→ **WRITTEN TASK**
The entries below are to be repeated exactly as they stand.

→ **LISTED ENTRIES**
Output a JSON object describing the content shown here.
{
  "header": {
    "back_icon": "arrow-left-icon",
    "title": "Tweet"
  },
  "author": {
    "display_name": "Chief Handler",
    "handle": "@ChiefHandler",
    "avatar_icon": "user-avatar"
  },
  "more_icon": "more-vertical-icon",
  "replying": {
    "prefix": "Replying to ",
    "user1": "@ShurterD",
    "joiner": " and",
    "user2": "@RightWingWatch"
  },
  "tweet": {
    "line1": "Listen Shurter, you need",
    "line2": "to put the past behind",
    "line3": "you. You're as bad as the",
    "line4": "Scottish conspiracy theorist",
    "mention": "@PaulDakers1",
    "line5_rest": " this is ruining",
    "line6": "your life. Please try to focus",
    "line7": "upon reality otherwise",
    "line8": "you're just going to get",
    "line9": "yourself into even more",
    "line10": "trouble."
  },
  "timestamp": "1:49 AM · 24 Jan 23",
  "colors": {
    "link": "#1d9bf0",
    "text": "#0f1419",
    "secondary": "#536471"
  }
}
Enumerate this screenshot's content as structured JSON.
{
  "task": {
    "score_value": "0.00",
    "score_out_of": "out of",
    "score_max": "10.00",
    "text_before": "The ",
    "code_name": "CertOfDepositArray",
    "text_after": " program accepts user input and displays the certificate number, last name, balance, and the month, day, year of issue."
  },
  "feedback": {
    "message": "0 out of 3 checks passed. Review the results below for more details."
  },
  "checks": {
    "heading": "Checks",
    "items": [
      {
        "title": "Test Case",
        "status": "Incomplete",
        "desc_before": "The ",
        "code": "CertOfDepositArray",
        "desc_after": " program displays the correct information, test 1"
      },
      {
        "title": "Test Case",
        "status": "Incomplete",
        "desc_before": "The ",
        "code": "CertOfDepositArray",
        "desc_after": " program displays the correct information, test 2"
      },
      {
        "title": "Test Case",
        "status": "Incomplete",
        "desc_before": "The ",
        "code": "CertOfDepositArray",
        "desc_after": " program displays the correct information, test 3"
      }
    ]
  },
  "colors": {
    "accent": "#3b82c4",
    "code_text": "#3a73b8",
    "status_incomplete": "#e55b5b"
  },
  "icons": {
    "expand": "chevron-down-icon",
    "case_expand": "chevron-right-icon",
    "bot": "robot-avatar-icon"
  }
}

→ **RIGHT ANSWER**
Output a JSON object describing the content shown here.
{
  "header": {
    "back_icon": "arrow-left-icon",
    "title": "Tweet"
  },
  "author": {
    "display_name": "Chief Handler",
    "handle": "@ChiefHandler",
    "avatar_icon": "user-avatar"
  },
  "more_icon": "more-vertical-icon",
  "replying": {
    "prefix": "Replying to ",
    "user1": "@ShurterD",
    "joiner": " and",
    "user2": "@RightWingWatch"
  },
  "tweet": {
    "line1": "Listen Shurter, you need",
    "line2": "to put the past behind",
    "line3": "you. You're as bad as the",
    "line4": "Scottish conspiracy theorist",
    "mention": "@PaulDakers1",
    "line5_rest": " this is ruining",
    "line6": "your life. Please try to focus",
    "line7": "upon reality otherwise",
    "line8": "you're just going to get",
    "line9": "yourself into even more",
    "line10": "trouble."
  },
  "timestamp": "1:49 AM · 24 Jan 23",
  "colors": {
    "link": "#1d9bf0",
    "text": "#0f1419",
    "secondary": "#536471"
  }
}
Enumerate this screenshot's content as structured JSON.
{
  "task": {
    "score_value": "0.00",
    "score_out_of": "out of",
    "score_max": "10.00",
    "text_before": "The ",
    "code_name": "CertOfDepositArray",
    "text_after": " program accepts user input and displays the certificate number, last name, balance, and the month, day, year of issue."
  },
  "feedback": {
    "message": "0 out of 3 checks passed. Review the results below for more details."
  },
  "checks": {
    "heading": "Checks",
    "items": [
      {
        "title": "Test Case",
        "status": "Incomplete",
        "desc_before": "The ",
        "code": "CertOfDepositArray",
        "desc_after": " program displays the correct information, test 1"
      },
      {
        "title": "Test Case",
        "status": "Incomplete",
        "desc_before": "The ",
        "code": "CertOfDepositArray",
        "desc_after": " program displays the correct information, test 2"
      },
      {
        "title": "Test Case",
        "status": "Incomplete",
        "desc_before": "The ",
        "code": "CertOfDepositArray",
        "desc_after": " program displays the correct information, test 3"
      }
    ]
  },
  "colors": {
    "accent": "#3b82c4",
    "code_text": "#3a73b8",
    "status_incomplete": "#e55b5b"
  },
  "icons": {
    "expand": "chevron-down-icon",
    "case_expand": "chevron-right-icon",
    "bot": "robot-avatar-icon"
  }
}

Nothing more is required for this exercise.